### [Records provided]
_____
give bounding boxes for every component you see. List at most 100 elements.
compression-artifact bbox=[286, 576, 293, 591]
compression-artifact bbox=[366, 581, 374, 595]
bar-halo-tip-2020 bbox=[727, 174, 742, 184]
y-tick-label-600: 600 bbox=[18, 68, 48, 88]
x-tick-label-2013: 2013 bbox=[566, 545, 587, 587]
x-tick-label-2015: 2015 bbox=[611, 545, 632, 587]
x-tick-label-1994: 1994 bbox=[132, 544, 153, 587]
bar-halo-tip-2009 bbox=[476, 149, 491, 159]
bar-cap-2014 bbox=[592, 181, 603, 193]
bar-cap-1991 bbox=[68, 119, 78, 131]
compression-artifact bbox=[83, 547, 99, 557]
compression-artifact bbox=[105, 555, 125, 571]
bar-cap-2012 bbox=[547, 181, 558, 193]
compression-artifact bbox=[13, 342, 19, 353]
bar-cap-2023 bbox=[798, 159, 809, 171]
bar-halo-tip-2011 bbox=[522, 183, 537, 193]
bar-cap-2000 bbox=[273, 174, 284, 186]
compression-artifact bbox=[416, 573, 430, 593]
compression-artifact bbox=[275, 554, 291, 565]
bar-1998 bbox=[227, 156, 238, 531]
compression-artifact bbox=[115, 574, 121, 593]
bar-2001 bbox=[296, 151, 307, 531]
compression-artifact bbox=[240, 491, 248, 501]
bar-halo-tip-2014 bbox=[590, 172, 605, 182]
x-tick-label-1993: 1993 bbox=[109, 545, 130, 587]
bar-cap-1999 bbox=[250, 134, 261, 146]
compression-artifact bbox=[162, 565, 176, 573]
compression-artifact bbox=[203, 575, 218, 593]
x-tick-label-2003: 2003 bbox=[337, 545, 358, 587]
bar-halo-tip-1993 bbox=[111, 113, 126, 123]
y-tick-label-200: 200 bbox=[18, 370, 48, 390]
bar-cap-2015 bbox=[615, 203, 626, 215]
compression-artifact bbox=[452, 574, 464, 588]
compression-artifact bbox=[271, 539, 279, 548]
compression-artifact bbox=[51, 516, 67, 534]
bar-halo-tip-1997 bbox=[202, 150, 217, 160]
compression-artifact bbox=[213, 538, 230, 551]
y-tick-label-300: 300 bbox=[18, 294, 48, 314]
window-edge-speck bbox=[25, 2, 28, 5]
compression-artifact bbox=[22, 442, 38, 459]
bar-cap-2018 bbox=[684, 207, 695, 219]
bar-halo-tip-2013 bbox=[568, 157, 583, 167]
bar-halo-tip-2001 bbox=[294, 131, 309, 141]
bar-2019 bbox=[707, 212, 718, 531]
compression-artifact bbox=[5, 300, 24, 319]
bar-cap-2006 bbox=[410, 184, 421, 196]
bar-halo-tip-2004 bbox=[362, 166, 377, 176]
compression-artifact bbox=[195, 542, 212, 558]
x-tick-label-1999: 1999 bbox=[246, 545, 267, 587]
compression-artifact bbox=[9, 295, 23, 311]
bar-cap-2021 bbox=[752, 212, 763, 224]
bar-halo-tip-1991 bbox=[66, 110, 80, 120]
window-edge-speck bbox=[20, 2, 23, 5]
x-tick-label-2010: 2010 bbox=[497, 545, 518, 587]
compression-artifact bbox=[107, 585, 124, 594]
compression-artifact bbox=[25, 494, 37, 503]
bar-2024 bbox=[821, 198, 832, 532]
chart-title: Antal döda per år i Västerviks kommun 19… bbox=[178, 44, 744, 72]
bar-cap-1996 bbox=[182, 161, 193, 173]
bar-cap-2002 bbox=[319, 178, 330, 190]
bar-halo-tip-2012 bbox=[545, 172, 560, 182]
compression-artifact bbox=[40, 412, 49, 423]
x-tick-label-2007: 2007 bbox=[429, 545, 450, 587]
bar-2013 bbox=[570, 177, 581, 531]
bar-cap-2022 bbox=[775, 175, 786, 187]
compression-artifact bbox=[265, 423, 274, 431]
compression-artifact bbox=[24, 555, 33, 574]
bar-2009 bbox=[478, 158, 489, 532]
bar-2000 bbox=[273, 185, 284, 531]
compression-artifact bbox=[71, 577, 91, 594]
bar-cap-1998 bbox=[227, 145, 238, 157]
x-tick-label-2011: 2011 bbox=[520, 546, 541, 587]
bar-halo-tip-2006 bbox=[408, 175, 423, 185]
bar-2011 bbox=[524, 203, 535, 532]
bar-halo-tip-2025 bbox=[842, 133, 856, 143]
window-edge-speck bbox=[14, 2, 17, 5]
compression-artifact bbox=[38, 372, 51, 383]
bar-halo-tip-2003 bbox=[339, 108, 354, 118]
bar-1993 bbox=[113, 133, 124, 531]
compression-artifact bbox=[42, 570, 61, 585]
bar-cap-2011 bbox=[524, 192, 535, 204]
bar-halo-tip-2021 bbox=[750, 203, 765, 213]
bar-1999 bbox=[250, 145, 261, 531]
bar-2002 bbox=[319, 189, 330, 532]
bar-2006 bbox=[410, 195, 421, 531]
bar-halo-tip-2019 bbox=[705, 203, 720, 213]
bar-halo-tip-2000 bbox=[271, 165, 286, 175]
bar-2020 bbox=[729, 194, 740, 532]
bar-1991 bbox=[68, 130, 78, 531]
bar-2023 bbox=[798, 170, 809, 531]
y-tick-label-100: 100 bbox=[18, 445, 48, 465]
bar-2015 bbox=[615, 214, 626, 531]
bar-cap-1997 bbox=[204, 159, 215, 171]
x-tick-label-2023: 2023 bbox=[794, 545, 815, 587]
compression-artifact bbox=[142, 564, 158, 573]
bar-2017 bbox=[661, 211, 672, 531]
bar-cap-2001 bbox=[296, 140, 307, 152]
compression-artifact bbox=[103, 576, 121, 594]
_____
Count the lines of the material above that contain the string "window", treating uppercase and lowercase as distinct. Reply with the number only.

3